__CHALLENGE__
From the entries below, work out the number of lines that hold the word "icon", and give that number alone.

__RECORDS PROVIDED__

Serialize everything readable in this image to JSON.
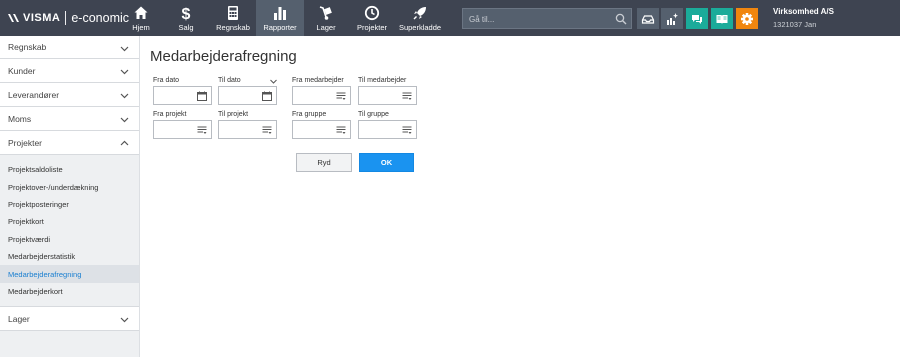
{
  "brand": {
    "visma": "VISMA",
    "product": "e-conomic"
  },
  "nav": [
    {
      "label": "Hjem",
      "icon": "home-icon"
    },
    {
      "label": "Salg",
      "icon": "dollar-icon"
    },
    {
      "label": "Regnskab",
      "icon": "calculator-icon"
    },
    {
      "label": "Rapporter",
      "icon": "bar-chart-icon",
      "active": true
    },
    {
      "label": "Lager",
      "icon": "dolly-icon"
    },
    {
      "label": "Projekter",
      "icon": "clock-icon"
    },
    {
      "label": "Superkladde",
      "icon": "rocket-icon"
    }
  ],
  "search": {
    "placeholder": "Gå til..."
  },
  "company": {
    "name": "Virksomhed A/S",
    "user": "1321037 Jan"
  },
  "colors": {
    "topbar": "#3e4451",
    "teal": "#1bab9a",
    "orange": "#f0860f",
    "blue": "#1a93f0"
  },
  "sidebar": {
    "sections": [
      "Regnskab",
      "Kunder",
      "Leverandører",
      "Moms",
      "Projekter",
      "Lager"
    ],
    "projekter_items": [
      "Projektsaldoliste",
      "Projektover-/underdækning",
      "Projektposteringer",
      "Projektkort",
      "Projektværdi",
      "Medarbejderstatistik",
      "Medarbejderafregning",
      "Medarbejderkort"
    ],
    "active_item": "Medarbejderafregning"
  },
  "page": {
    "title": "Medarbejderafregning",
    "fields": {
      "fra_dato": "Fra dato",
      "til_dato": "Til dato",
      "fra_medarbejder": "Fra medarbejder",
      "til_medarbejder": "Til medarbejder",
      "fra_projekt": "Fra projekt",
      "til_projekt": "Til projekt",
      "fra_gruppe": "Fra gruppe",
      "til_gruppe": "Til gruppe"
    },
    "buttons": {
      "ryd": "Ryd",
      "ok": "OK"
    }
  }
}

__RIGHT ANSWER__
7